> **Data entries**:

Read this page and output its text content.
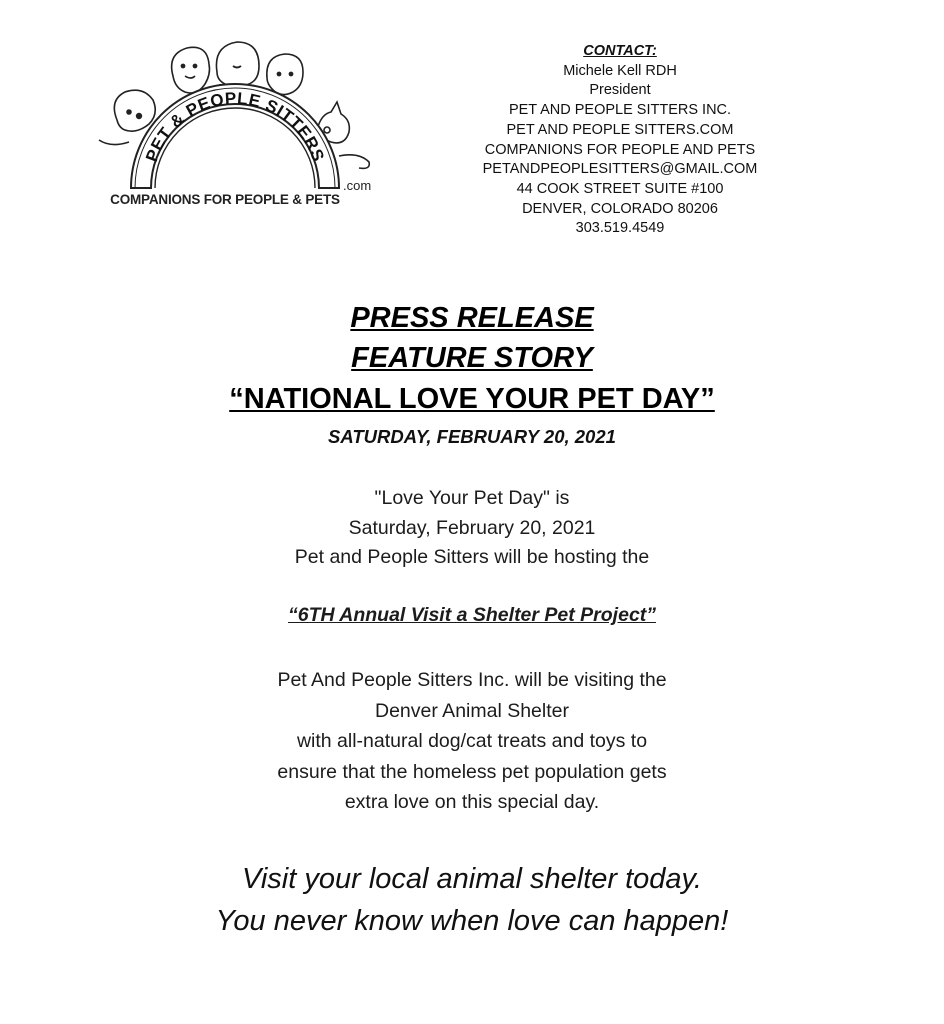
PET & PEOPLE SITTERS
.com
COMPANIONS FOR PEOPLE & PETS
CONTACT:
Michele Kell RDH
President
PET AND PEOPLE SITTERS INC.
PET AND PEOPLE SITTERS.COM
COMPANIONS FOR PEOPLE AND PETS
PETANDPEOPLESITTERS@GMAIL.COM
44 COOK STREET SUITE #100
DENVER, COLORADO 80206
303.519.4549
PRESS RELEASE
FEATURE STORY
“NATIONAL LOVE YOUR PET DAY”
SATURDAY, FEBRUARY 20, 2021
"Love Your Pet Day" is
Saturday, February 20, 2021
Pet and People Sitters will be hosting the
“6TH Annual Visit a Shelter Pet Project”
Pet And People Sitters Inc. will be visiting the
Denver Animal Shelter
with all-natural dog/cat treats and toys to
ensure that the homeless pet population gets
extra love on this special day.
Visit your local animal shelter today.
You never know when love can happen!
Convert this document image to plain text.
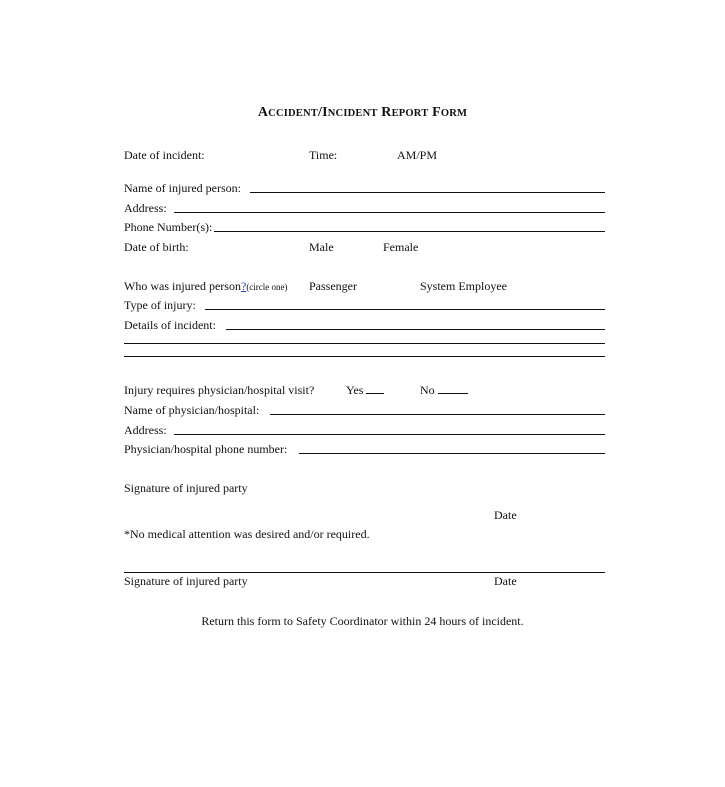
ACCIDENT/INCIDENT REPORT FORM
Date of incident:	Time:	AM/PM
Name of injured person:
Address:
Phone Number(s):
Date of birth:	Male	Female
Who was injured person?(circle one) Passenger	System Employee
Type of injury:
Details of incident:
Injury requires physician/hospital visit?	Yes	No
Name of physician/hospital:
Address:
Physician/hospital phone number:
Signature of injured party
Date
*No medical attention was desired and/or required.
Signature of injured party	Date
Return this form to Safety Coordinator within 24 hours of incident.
...
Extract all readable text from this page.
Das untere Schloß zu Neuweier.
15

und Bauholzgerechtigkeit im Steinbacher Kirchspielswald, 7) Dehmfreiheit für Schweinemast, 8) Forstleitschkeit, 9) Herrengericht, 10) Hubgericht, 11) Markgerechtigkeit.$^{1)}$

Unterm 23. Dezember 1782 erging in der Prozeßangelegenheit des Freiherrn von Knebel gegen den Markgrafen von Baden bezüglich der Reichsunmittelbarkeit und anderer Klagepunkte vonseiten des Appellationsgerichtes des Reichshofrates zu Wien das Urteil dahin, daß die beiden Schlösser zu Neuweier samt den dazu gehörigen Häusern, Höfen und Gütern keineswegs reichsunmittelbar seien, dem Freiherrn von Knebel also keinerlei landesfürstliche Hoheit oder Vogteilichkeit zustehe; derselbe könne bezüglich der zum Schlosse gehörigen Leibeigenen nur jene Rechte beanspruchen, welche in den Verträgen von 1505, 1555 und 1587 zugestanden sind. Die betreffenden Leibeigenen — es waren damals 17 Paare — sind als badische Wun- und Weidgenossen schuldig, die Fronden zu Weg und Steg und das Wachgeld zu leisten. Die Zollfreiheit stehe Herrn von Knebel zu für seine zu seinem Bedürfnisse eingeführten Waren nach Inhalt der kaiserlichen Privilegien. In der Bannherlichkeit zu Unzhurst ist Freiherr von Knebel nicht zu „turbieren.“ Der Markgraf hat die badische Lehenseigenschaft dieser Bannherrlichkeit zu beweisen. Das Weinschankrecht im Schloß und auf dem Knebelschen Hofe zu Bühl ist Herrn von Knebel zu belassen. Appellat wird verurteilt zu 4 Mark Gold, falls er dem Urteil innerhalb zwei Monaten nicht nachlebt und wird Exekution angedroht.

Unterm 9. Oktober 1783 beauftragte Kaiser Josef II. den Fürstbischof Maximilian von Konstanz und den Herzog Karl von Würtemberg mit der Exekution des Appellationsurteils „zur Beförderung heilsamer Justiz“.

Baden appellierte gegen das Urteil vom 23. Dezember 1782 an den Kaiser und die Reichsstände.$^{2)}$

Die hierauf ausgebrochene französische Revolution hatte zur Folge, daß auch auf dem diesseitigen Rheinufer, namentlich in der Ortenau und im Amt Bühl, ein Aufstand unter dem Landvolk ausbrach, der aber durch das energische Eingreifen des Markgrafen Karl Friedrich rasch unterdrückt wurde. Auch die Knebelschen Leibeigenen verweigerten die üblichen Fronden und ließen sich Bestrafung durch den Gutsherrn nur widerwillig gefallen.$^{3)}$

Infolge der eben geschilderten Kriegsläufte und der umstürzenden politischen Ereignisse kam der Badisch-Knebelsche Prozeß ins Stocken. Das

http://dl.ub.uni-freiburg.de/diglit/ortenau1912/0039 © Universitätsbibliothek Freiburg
==
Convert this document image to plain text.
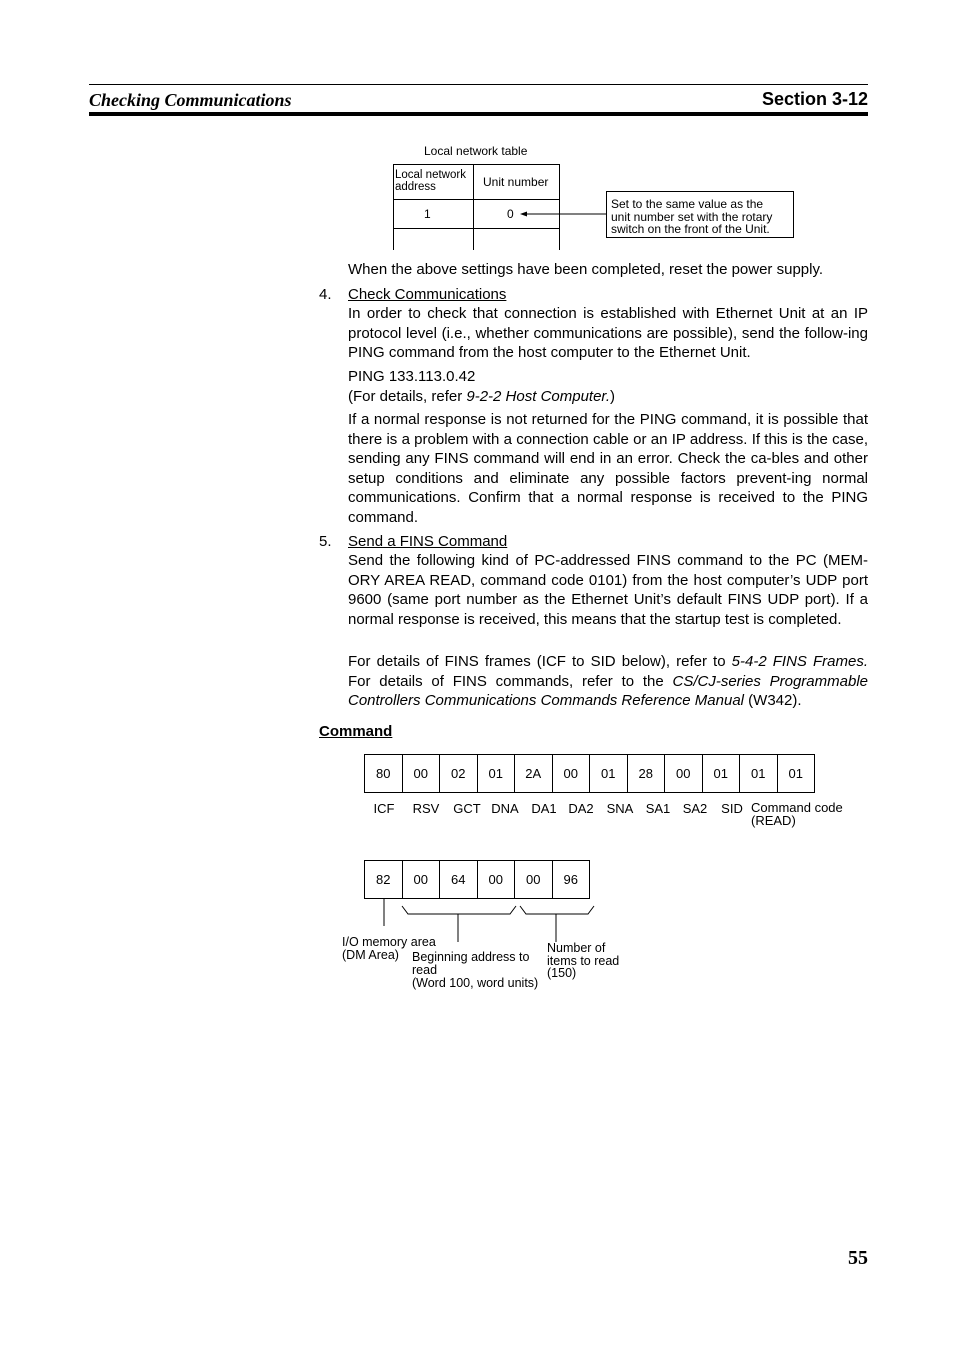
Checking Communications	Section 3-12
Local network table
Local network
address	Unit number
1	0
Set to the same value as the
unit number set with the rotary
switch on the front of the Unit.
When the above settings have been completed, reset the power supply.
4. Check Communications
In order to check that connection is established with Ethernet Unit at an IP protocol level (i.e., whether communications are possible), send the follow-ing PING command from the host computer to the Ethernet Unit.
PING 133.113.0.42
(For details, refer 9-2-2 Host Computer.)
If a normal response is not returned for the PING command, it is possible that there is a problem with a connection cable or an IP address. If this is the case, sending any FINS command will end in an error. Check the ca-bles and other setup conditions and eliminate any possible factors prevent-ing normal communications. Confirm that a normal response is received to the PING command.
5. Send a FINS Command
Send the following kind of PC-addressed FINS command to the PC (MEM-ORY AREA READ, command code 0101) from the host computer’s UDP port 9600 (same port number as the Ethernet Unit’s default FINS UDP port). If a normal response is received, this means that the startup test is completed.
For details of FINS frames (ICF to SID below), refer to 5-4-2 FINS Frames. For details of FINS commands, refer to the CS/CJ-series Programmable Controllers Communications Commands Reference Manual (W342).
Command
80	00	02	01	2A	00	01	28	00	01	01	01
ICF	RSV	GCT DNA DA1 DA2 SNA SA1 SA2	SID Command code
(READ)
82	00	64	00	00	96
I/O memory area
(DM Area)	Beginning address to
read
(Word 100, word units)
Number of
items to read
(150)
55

> **Given exercise**:
Pull every line containing "Karl" from the material above.

> **Answer below**:
Unterm 9. Oktober 1783 beauftragte Kaiser Josef II. den Fürstbischof Maximilian von Konstanz und den Herzog Karl von Würtemberg mit der Exekution des Appellationsurteils „zur Beförderung heilsamer Justiz“.
Die hierauf ausgebrochene französische Revolution hatte zur Folge, daß auch auf dem diesseitigen Rheinufer, namentlich in der Ortenau und im Amt Bühl, ein Aufstand unter dem Landvolk ausbrach, der aber durch das energische Eingreifen des Markgrafen Karl Friedrich rasch unterdrückt wurde. Auch die Knebelschen Leibeigenen verweigerten die üblichen Fronden und ließen sich Bestrafung durch den Gutsherrn nur widerwillig gefallen.$^{3)}$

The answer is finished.